● Excerpt from a dataset:

— START —

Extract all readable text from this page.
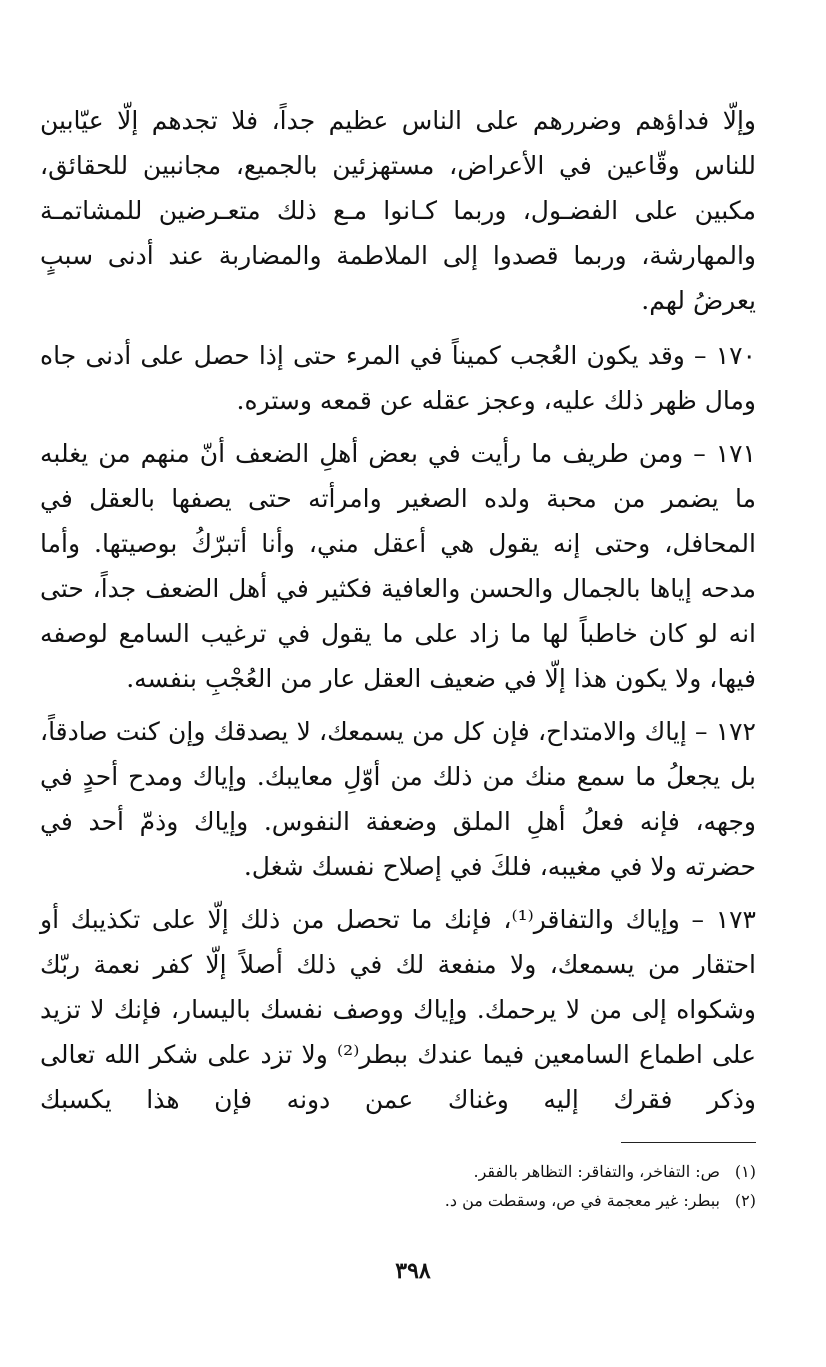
وإلّا فداؤهم وضررهم على الناس عظيم جداً، فلا تجدهم إلّا عيّابين للناس وقّاعين في الأعراض، مستهزئين بالجميع، مجانبين للحقائق، مكبين على الفضـول، وربما كـانوا مـع ذلك متعـرضين للمشاتمـة والمهارشة، وربما قصدوا إلى الملاطمة والمضاربة عند أدنى سببٍ يعرضُ لهم.

١٧٠ – وقد يكون العُجب كميناً في المرء حتى إذا حصل على أدنى جاه ومال ظهر ذلك عليه، وعجز عقله عن قمعه وستره.

١٧١ – ومن طريف ما رأيت في بعض أهلِ الضعف أنّ منهم من يغلبه ما يضمر من محبة ولده الصغير وامرأته حتى يصفها بالعقل في المحافل، وحتى إنه يقول هي أعقل مني، وأنا أتبرّكُ بوصيتها. وأما مدحه إياها بالجمال والحسن والعافية فكثير في أهل الضعف جداً، حتى انه لو كان خاطباً لها ما زاد على ما يقول في ترغيب السامع لوصفه فيها، ولا يكون هذا إلّا في ضعيف العقل عار من العُجْبِ بنفسه.

١٧٢ – إياك والامتداح، فإن كل من يسمعك، لا يصدقك وإن كنت صادقاً، بل يجعلُ ما سمع منك من ذلك من أوّلِ معايبك. وإياك ومدح أحدٍ في وجهه، فإنه فعلُ أهلِ الملق وضعفة النفوس. وإياك وذمّ أحد في حضرته ولا في مغيبه، فلكَ في إصلاح نفسك شغل.

١٧٣ – وإياك والتفاقر⁽¹⁾، فإنك ما تحصل من ذلك إلّا على تكذيبك أو احتقار من يسمعك، ولا منفعة لك في ذلك أصلاً إلّا كفر نعمة ربّك وشكواه إلى من لا يرحمك. وإياك ووصف نفسك باليسار، فإنك لا تزيد على اطماع السامعين فيما عندك ببطر⁽²⁾ ولا تزد على شكر الله تعالى وذكر فقرك إليه وغناك عمن دونه فإن هذا يكسبك

(١)
ص: التفاخر، والتفاقر: التظاهر بالفقر.
(٢)
ببطر: غير معجمة في ص، وسقطت من د.
٣٩٨
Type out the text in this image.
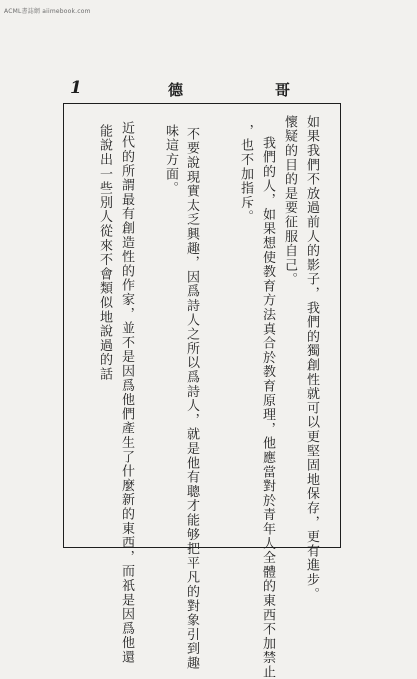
ACML書誌網 aiimebook.com
1	德	哥
如果我們不放過前人的影子，我們的獨創性就可以更堅固地保存，更有進步。
懷疑的目的是要征服自己。
我們的人，如果想使教育方法真合於教育原理，他應當對於青年人全體的東西不加禁止
，也不加指斥。
不要說現實太乏興趣，因爲詩人之所以爲詩人，就是他有聰才能够把平凡的對象引到趣
味這方面。
近代的所謂最有創造性的作家，並不是因爲他們產生了什麼新的東西，而祇是因爲他還
能說出一些別人從來不會類似地說過的話
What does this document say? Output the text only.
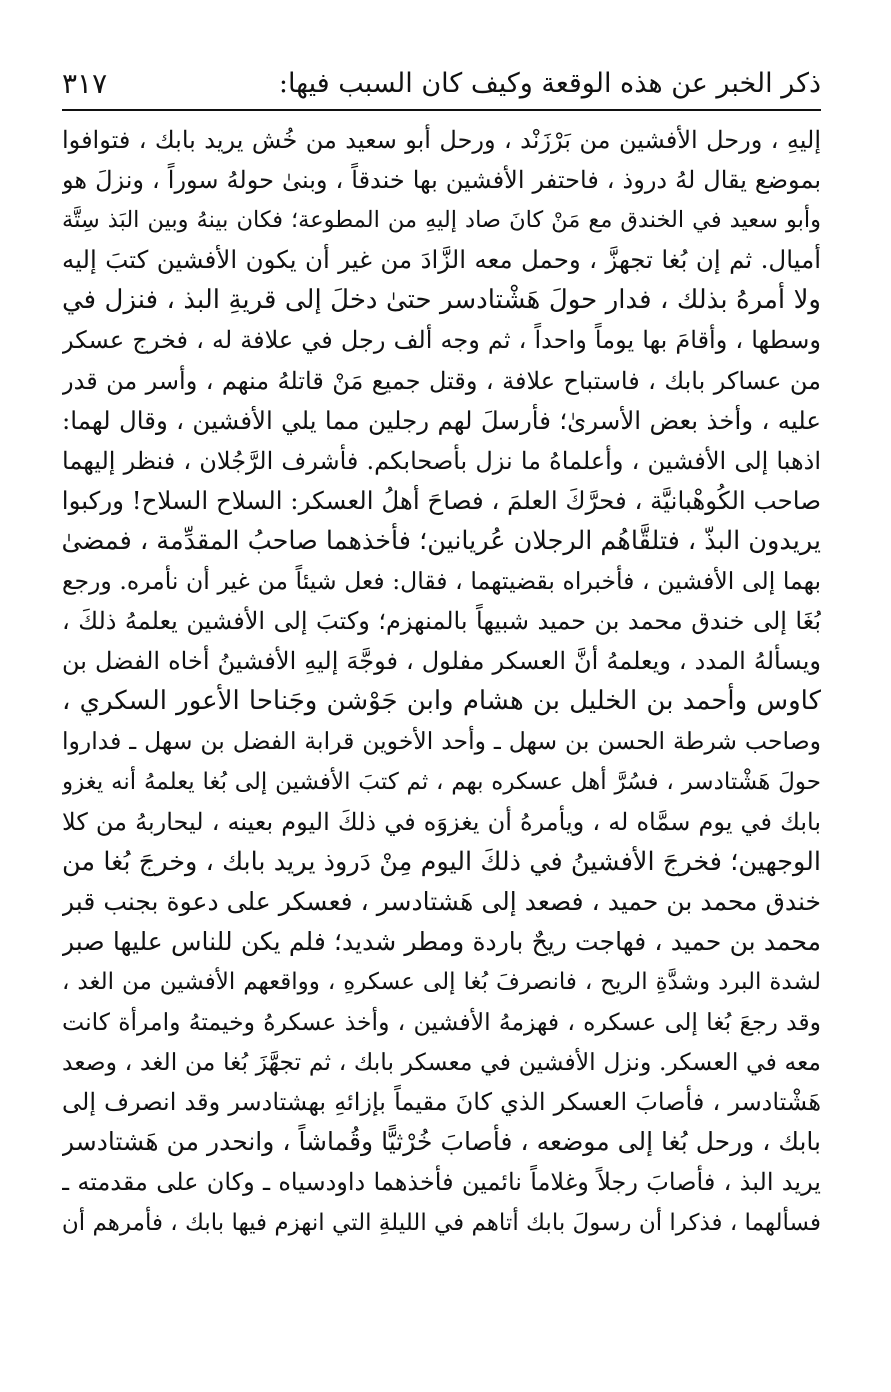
ذكر الخبر عن هذه الوقعة وكيف كان السبب فيها:
٣١٧
إليهِ ، ورحل الأفشين من بَرْزَنْد ، ورحل أبو سعيد من خُش يريد بابك ، فتوافوا
بموضع يقال لهُ دروذ ، فاحتفر الأفشين بها خندقاً ، وبنىٰ حولهُ سوراً ، ونزلَ هو
وأبو سعيد في الخندق مع مَنْ كانَ صاد إليهِ من المطوعة؛ فكان بينهُ وبين البَذ سِتَّة
أميال. ثم إن بُغا تجهزَّ ، وحمل معه الزَّادَ من غير أن يكون الأفشين كتبَ إليه
ولا أمرهُ بذلك ، فدار حولَ هَشْتادسر حتىٰ دخلَ إلى قريةِ البذ ، فنزل في
وسطها ، وأقامَ بها يوماً واحداً ، ثم وجه ألف رجل في علافة له ، فخرج عسكر
من عساكر بابك ، فاستباح علافة ، وقتل جميع مَنْ قاتلهُ منهم ، وأسر من قدر
عليه ، وأخذ بعض الأسرىٰ؛ فأرسلَ لهم رجلين مما يلي الأفشين ، وقال لهما:
اذهبا إلى الأفشين ، وأعلماهُ ما نزل بأصحابكم. فأشرف الرَّجُلان ، فنظر إليهما
صاحب الكُوهْبانيَّة ، فحرَّكَ العلمَ ، فصاحَ أهلُ العسكر: السلاح السلاح! وركبوا
يريدون البذّ ، فتلقَّاهُم الرجلان عُريانين؛ فأخذهما صاحبُ المقدِّمة ، فمضىٰ
بهما إلى الأفشين ، فأخبراه بقضيتهما ، فقال: فعل شيئاً من غير أن نأمره. ورجع
بُغَا إلى خندق محمد بن حميد شبيهاً بالمنهزم؛ وكتبَ إلى الأفشين يعلمهُ ذلكَ ،
ويسألهُ المدد ، ويعلمهُ أنَّ العسكر مفلول ، فوجَّهَ إليهِ الأفشينُ أخاه الفضل بن
كاوس وأحمد بن الخليل بن هشام وابن جَوْشن وجَناحا الأعور السكري ،
وصاحب شرطة الحسن بن سهل ـ وأحد الأخوين قرابة الفضل بن سهل ـ فداروا
حولَ هَشْتادسر ، فسُرَّ أهل عسكره بهم ، ثم كتبَ الأفشين إلى بُغا يعلمهُ أنه يغزو
بابك في يوم سمَّاه له ، ويأمرهُ أن يغزوَه في ذلكَ اليوم بعينه ، ليحاربهُ من كلا
الوجهين؛ فخرجَ الأفشينُ في ذلكَ اليوم مِنْ دَروذ يريد بابك ، وخرجَ بُغا من
خندق محمد بن حميد ، فصعد إلى هَشتادسر ، فعسكر على دعوة بجنب قبر
محمد بن حميد ، فهاجت ريحٌ باردة ومطر شديد؛ فلم يكن للناس عليها صبر
لشدة البرد وشدَّةِ الريح ، فانصرفَ بُغا إلى عسكرهِ ، وواقعهم الأفشين من الغد ،
وقد رجعَ بُغا إلى عسكره ، فهزمهُ الأفشين ، وأخذ عسكرهُ وخيمتهُ وامرأة كانت
معه في العسكر. ونزل الأفشين في معسكر بابك ، ثم تجهَّزَ بُغا من الغد ، وصعد
هَشْتادسر ، فأصابَ العسكر الذي كانَ مقيماً بإزائهِ بهشتادسر وقد انصرف إلى
بابك ، ورحل بُغا إلى موضعه ، فأصابَ خُرْثيًّا وقُماشاً ، وانحدر من هَشتادسر
يريد البذ ، فأصابَ رجلاً وغلاماً نائمين فأخذهما داودسياه ـ وكان على مقدمته ـ
فسألهما ، فذكرا أن رسولَ بابك أتاهم في الليلةِ التي انهزم فيها بابك ، فأمرهم أن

— END —

● REQUEST: Return each line of the data that contains the string "عسكره".

● FINAL RESULT:
حولَ هَشْتادسر ، فسُرَّ أهل عسكره بهم ، ثم كتبَ الأفشين إلى بُغا يعلمهُ أنه يغزو
لشدة البرد وشدَّةِ الريح ، فانصرفَ بُغا إلى عسكرهِ ، وواقعهم الأفشين من الغد ،
وقد رجعَ بُغا إلى عسكره ، فهزمهُ الأفشين ، وأخذ عسكرهُ وخيمتهُ وامرأة كانت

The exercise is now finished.